## Start EXTRACT

Now that the U.S. has widened its war against IS into Syria, Americans must confront the issue of what’s next there, too. In a speech to the United Nations last week, President Obama announced that the U.S. will arm and train moderate forces opposing the Assad government, and he called for a political settlement to end Syria’s civil war. The president said the U.S. is “prepared to engage in that effort,” but how? For now, Assad is allowing American fighter jets into Syrian air space to strike IS, and he has voiced support for U.S.-led air strikes, so is he now an ally? Just one year ago, President Obama was poised to go to war against Syria for Assad’s use of poisonous gas against his citizens. How will President Obama explain the arming of troops fighting Assad while enjoying Assad’s approval of U.S. warplanes over Syria? Who will lead the political settlement President Obama envisions?

As in Iraq, Syrian intellectuals may be the answer. In June, a group of Syrian intellectuals established the Syrian Association for Citizenship and New Culture, which issued a statement calling for an end to extremism and the establishment of democracy and good governance practices.[3] Danny Postel, associate director of the Center for Middle East Studies at the University of Denver, recently interviewed Syrian activists and intellectuals regarding U.S. military intervention against IS, and he encountered a variety of attitudes from opposition to ambivalence to support. The U.S. media should cover these individuals, and American diplomats should be in conversation with them.[4] President Obama, his advisers, and the U.S. Congress have decided that it is in America’s interest to fight a war against IS, but without a vision for long-term political stability and an alliance with Iraqis who can implement it, airstrikes and humanitarian aid will, at best, offer a pause in a never ending war against groups like IS in the Middle East.

## End EXTRACT
## Start MATERIAL SUPPLIED

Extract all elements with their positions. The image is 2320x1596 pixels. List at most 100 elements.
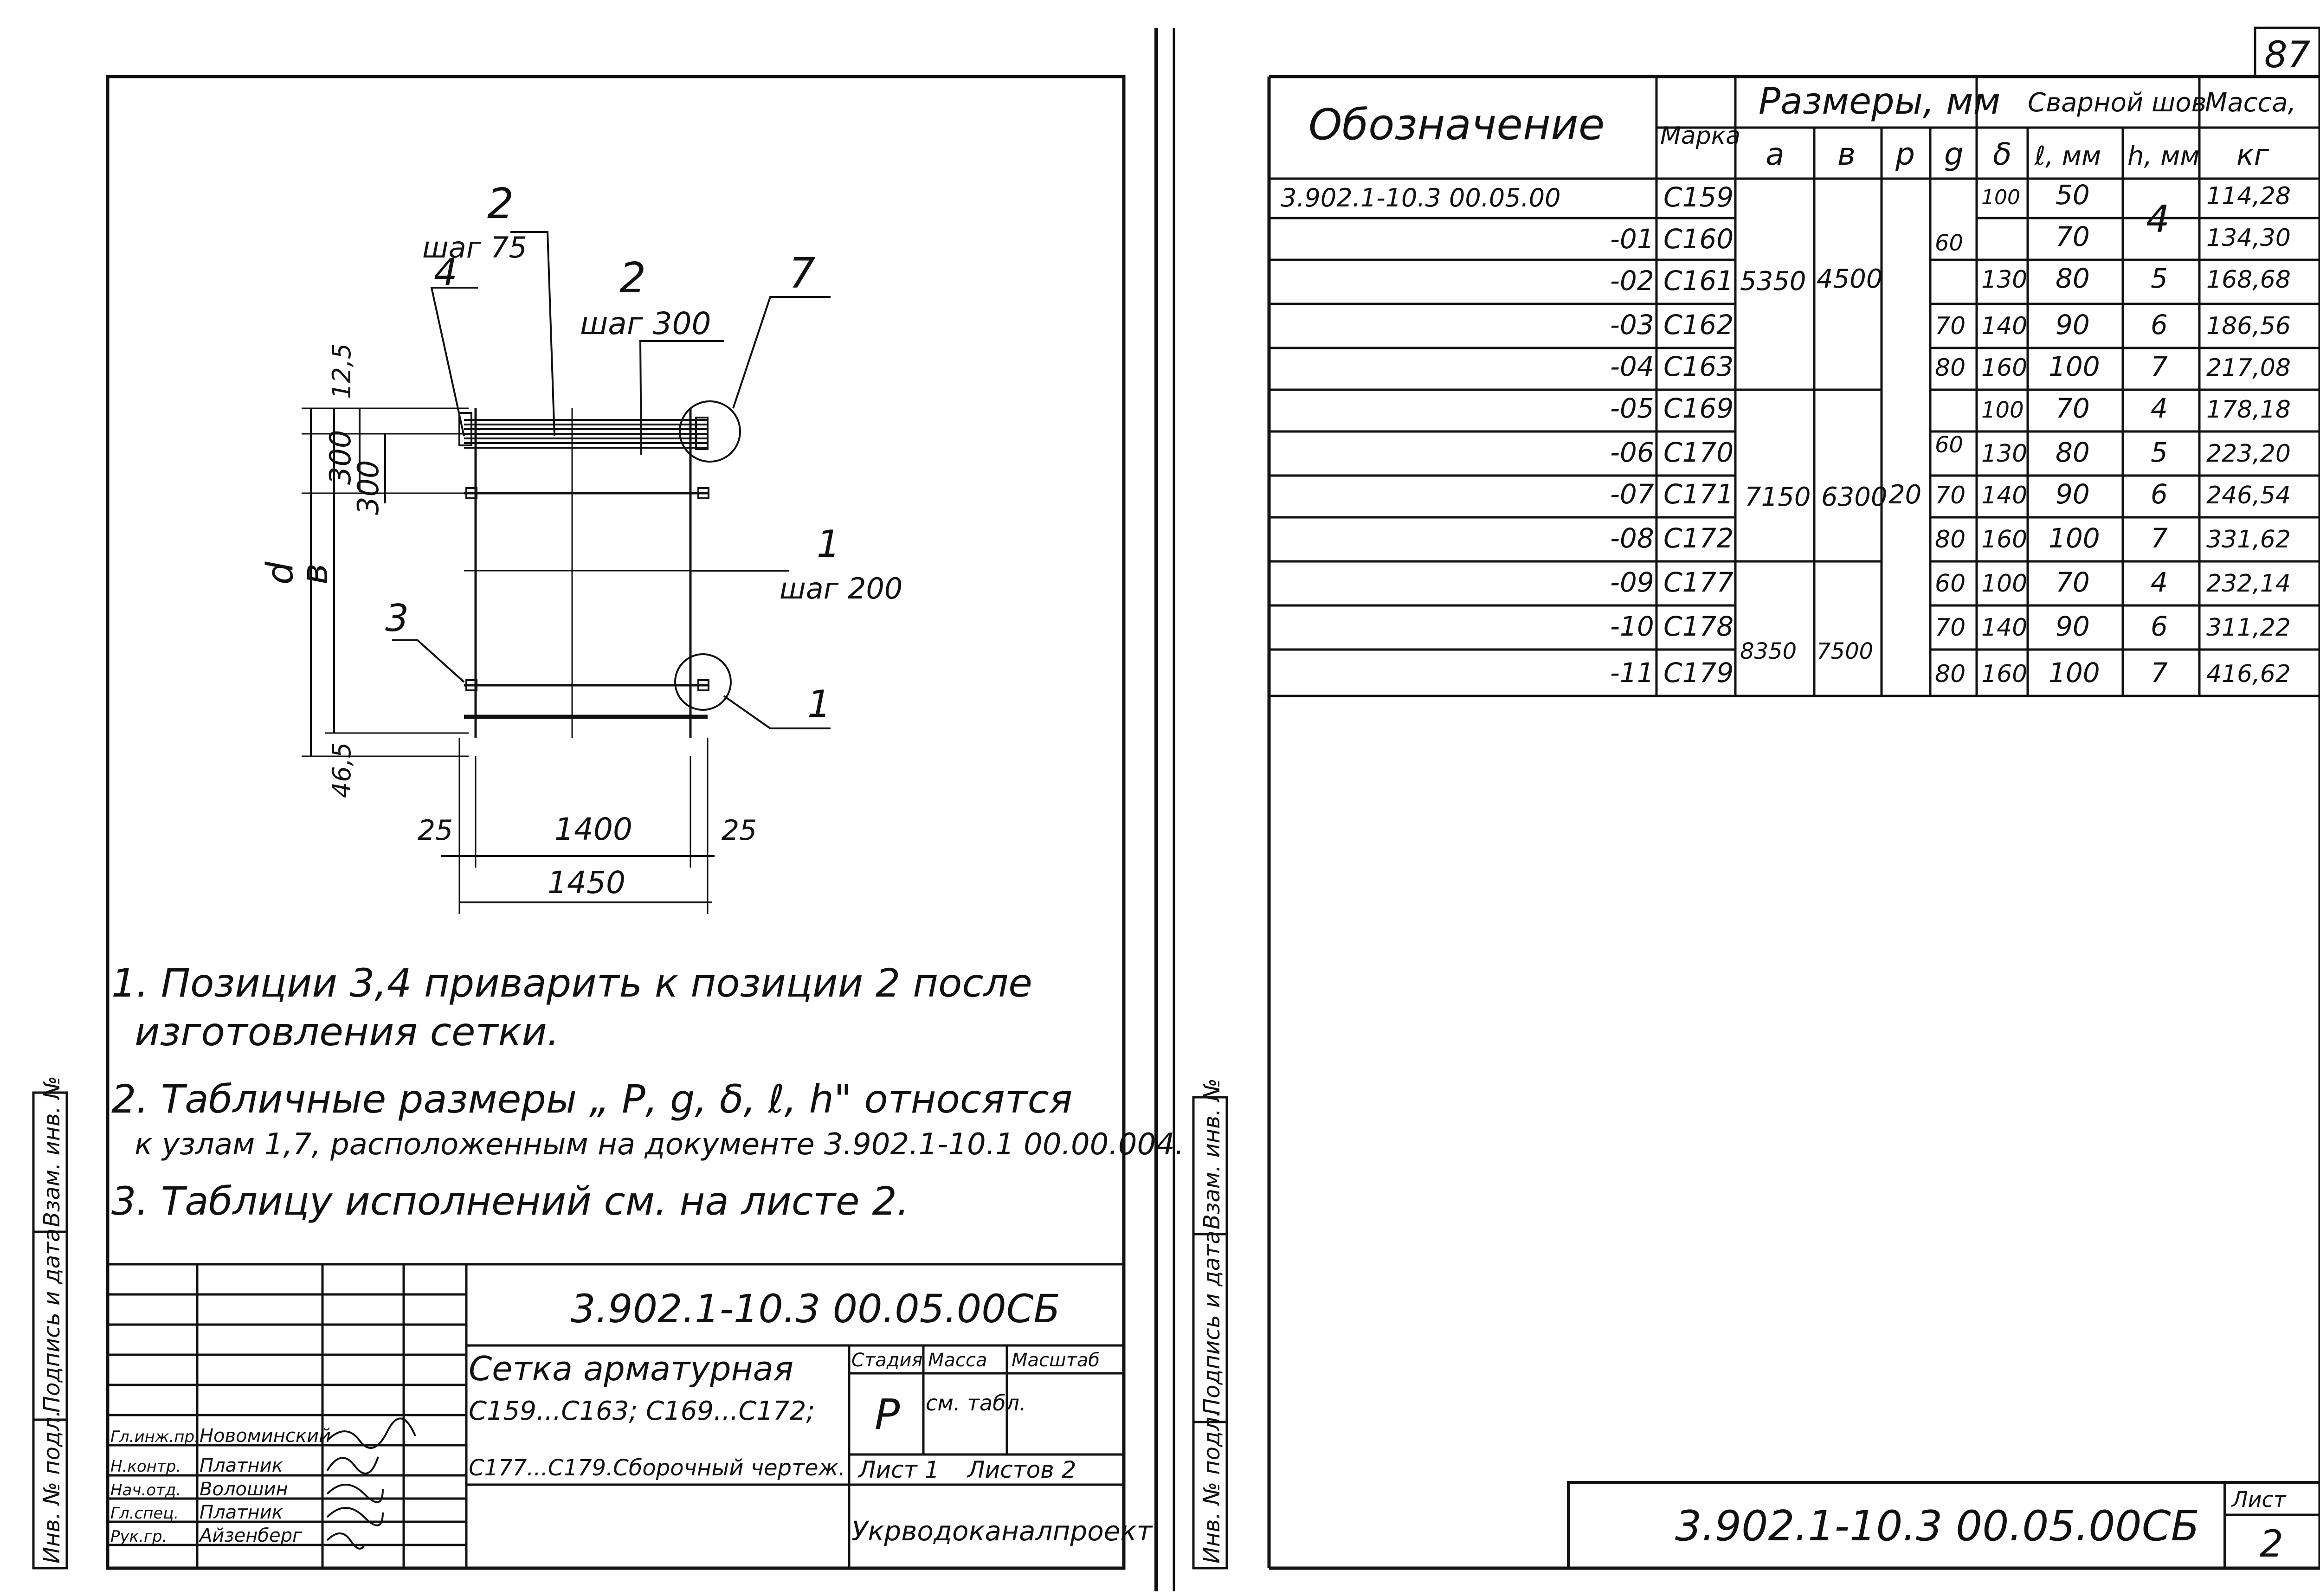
variants-table-rows: 3.902.1-10.3 00.05.00 С159 100 50 114,28… (1281, 179, 2291, 689)
row-5-designation: -04 (1610, 351, 1654, 382)
row-2-designation: -01 (1610, 223, 1654, 255)
dim-right25: 25 (722, 814, 757, 847)
row-10-delta: 100 (1981, 570, 2027, 598)
row-5-l: 100 (2049, 351, 2100, 382)
row-4-g: 70 (1935, 312, 1966, 340)
row-12-mark: С179 (1663, 657, 1734, 689)
header-sizes: Размеры, мм (1759, 81, 2001, 122)
row-9-designation: -08 (1610, 522, 1654, 554)
row-6-delta: 100 (1981, 397, 2024, 423)
title-line-1: Сетка арматурная (469, 1349, 793, 1388)
merged-g60-group2: 60 (1935, 432, 1963, 458)
row-5-mark: С163 (1663, 351, 1734, 382)
right-side-stamp: Инв. № подл. Подпись и дата Взам. инв. № (1192, 1078, 1228, 1570)
row-8-mark: С171 (1663, 478, 1734, 510)
sig-role-3: Нач.отд. (110, 1481, 181, 1499)
sub-p: р (1895, 136, 1915, 172)
row-10-h: 4 (2151, 566, 2168, 598)
note-3: 3. Таблицу исполнений см. на листе 2. (111, 1178, 909, 1224)
row-9-mark: С172 (1663, 522, 1734, 554)
signature-scribbles (326, 1417, 416, 1550)
title-line-3: С177...С179.Сборочный чертеж. (469, 1455, 845, 1481)
merged-b-group1: 4500 (1817, 264, 1883, 294)
callout-pos1-bottom: 1 (807, 682, 831, 726)
page-number: 87 (2264, 34, 2310, 76)
row-7-delta: 130 (1981, 440, 2027, 468)
sig-name-2: Платник (200, 1455, 283, 1476)
row-11-mark: С178 (1663, 611, 1734, 642)
sub-h: h, мм (2127, 141, 2200, 171)
row-11-l: 90 (2056, 611, 2090, 642)
header-mass: Масса, (2205, 88, 2296, 118)
row-4-delta: 140 (1981, 312, 2027, 340)
right-stamp-signature: Подпись и дата (1199, 1230, 1225, 1415)
sig-name-4: Платник (200, 1502, 283, 1523)
row-5-h: 7 (2151, 351, 2168, 382)
row-8-mass: 246,54 (2206, 482, 2291, 509)
stamp-inv-no: Инв. № подл. (39, 1410, 65, 1564)
merged-a-group3: 8350 (1740, 638, 1797, 664)
row-8-designation: -07 (1610, 478, 1654, 510)
footer-sheet-label: Лист (2231, 1487, 2287, 1512)
right-sheet: 87 (1192, 26, 2320, 1570)
sig-name-3: Волошин (200, 1479, 288, 1500)
row-3-delta: 130 (1981, 266, 2027, 294)
sig-name-1: Новоминский (200, 1425, 331, 1447)
row-6-designation: -05 (1610, 393, 1654, 424)
sub-b: в (1837, 136, 1856, 172)
row-9-g: 80 (1935, 526, 1966, 553)
row-8-g: 70 (1935, 482, 1966, 509)
callout-pos1-mid-step: шаг 200 (780, 572, 902, 605)
callout-pos2-top: 2 (487, 180, 514, 228)
node-7-circle (679, 400, 741, 463)
row-7-designation: -06 (1610, 437, 1654, 468)
title-line-2: С159...С163; С169...С172; (469, 1396, 815, 1426)
organization: Укрводоканалпроект (851, 1515, 1153, 1547)
row-1-mark: С159 (1663, 181, 1734, 213)
callout-pos2-mid: 2 (619, 254, 646, 302)
row-11-mass: 311,22 (2206, 614, 2291, 642)
row-12-g: 80 (1935, 660, 1966, 688)
row-4-l: 90 (2056, 309, 2090, 341)
sub-delta: δ (1993, 136, 2011, 172)
row-2-l: 70 (2056, 221, 2090, 252)
row-1-designation: 3.902.1-10.3 00.05.00 (1281, 183, 1560, 212)
note-2: 2. Табличные размеры „ Р, g, δ, ℓ, h" от… (111, 1076, 1073, 1122)
header-designation: Обозначение (1308, 100, 1605, 149)
dim-b: в (294, 563, 336, 585)
row-4-mass: 186,56 (2206, 312, 2291, 340)
row-9-l: 100 (2049, 522, 2100, 554)
sub-l: ℓ, мм (2034, 141, 2101, 171)
row-8-delta: 140 (1981, 482, 2027, 509)
dim-300a: 300 (323, 430, 357, 485)
callout-pos3: 3 (385, 597, 409, 640)
callout-pos1-mid: 1 (817, 522, 840, 566)
row-12-h: 7 (2151, 657, 2168, 689)
row-10-mass: 232,14 (2206, 570, 2291, 598)
callout-pos2-mid-step: шаг 300 (580, 306, 711, 341)
sig-role-1: Гл.инж.пр. (110, 1428, 200, 1446)
mass-label: Масса (928, 1350, 987, 1371)
callout-pos7: 7 (789, 249, 815, 298)
header-mark: Марка (1660, 122, 1740, 150)
title-block: 3.902.1-10.3 00.05.00СБ Сетка арматурная… (108, 1263, 1153, 1568)
dim-1400: 1400 (554, 811, 632, 847)
row-9-mass: 331,62 (2206, 526, 2291, 553)
stage-label: Стадия (851, 1350, 922, 1371)
variants-table-grid (1269, 77, 2320, 697)
row-3-mark: С161 (1663, 265, 1734, 296)
right-stamp-replace-inv: Взам. инв. № (1199, 1078, 1225, 1229)
footer-sheet-number: 2 (2260, 1522, 2283, 1565)
row-7-h: 5 (2151, 437, 2168, 468)
merged-b-group3: 7500 (1817, 638, 1873, 664)
row-1-mass: 114,28 (2206, 182, 2291, 210)
row-3-l: 80 (2056, 263, 2090, 294)
sig-role-4: Гл.спец. (110, 1504, 179, 1523)
row-10-mark: С177 (1663, 566, 1734, 598)
dim-top-offset: 12,5 (327, 343, 356, 399)
row-11-h: 6 (2151, 611, 2168, 642)
mass-value: см. табл. (926, 1390, 1026, 1416)
row-12-designation: -11 (1610, 657, 1654, 689)
row-6-mark: С169 (1663, 393, 1734, 424)
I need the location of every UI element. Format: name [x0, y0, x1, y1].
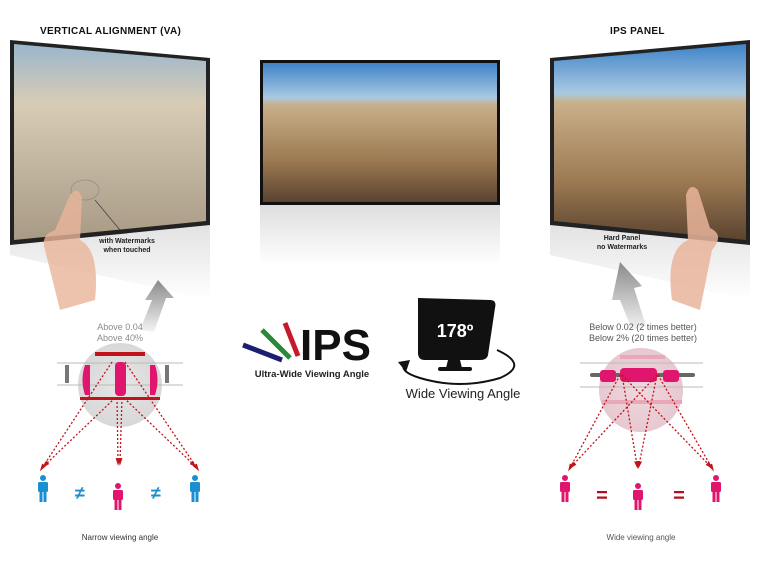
- ips-caption: Wide viewing angle: [607, 533, 676, 542]
- center-screen-image: [263, 63, 497, 202]
- not-equal-icon: ≠: [151, 483, 161, 503]
- up-arrow-icon: [140, 280, 174, 332]
- va-spec-2: Above 40%: [97, 333, 143, 343]
- ips-logo-text: IPS: [300, 321, 371, 370]
- hand-icon: [43, 190, 96, 310]
- ips-spec-2: Below 2% (20 times better): [589, 333, 697, 343]
- hand-icon: [670, 186, 719, 310]
- viewing-angle-monitor-icon: 178º Wide Viewing Angle: [398, 298, 520, 401]
- va-monitor: with Watermarks when touched: [10, 40, 210, 310]
- va-pixel-diagram: ≠ ≠: [38, 343, 200, 510]
- ips-touch-note-2: no Watermarks: [597, 244, 647, 251]
- viewer-icon: [190, 475, 200, 502]
- va-touch-note-1: with Watermarks: [98, 238, 155, 245]
- ips-monitor: Hard Panel no Watermarks: [550, 40, 750, 310]
- rotation-arrow-icon: [402, 349, 516, 385]
- ips-touch-note-1: Hard Panel: [604, 235, 641, 242]
- va-screen-image: [14, 44, 206, 240]
- ips-spec-1: Below 0.02 (2 times better): [589, 322, 697, 332]
- va-title: VERTICAL ALIGNMENT (VA): [40, 26, 181, 37]
- va-touch-note-2: when touched: [102, 247, 150, 254]
- watermark-ripple: [70, 179, 100, 201]
- viewer-icon: [560, 475, 570, 502]
- equal-icon: =: [673, 485, 685, 507]
- va-spec-1: Above 0.04: [97, 322, 143, 332]
- va-caption: Narrow viewing angle: [82, 533, 159, 542]
- viewer-icon: [633, 483, 643, 510]
- ips-title: IPS PANEL: [610, 26, 665, 37]
- viewer-icon: [38, 475, 48, 502]
- ips-screen-image: [554, 44, 746, 240]
- viewer-icon: [711, 475, 721, 502]
- up-arrow-icon: [612, 262, 646, 330]
- angle-caption: Wide Viewing Angle: [406, 386, 521, 401]
- not-equal-icon: ≠: [75, 483, 85, 503]
- ips-tagline: Ultra-Wide Viewing Angle: [255, 369, 369, 380]
- ips-logo: IPS Ultra-Wide Viewing Angle: [242, 321, 371, 380]
- viewer-icon: [113, 483, 123, 510]
- center-monitor: [260, 60, 500, 265]
- angle-value: 178º: [437, 321, 474, 341]
- equal-icon: =: [596, 485, 608, 507]
- ips-pixel-diagram: = =: [560, 348, 721, 510]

## End MATERIAL SUPPLIED

* _WHAT YOU ARE ASKED TO DO_
According to the commentary on Syria, what organization did a group of Syrian intellectuals establish in June? The rows have no connection to the commentary on Syria.

* _ANSWER TO THE PROBLEM_
The Syrian Association for Citizenship and New Culture.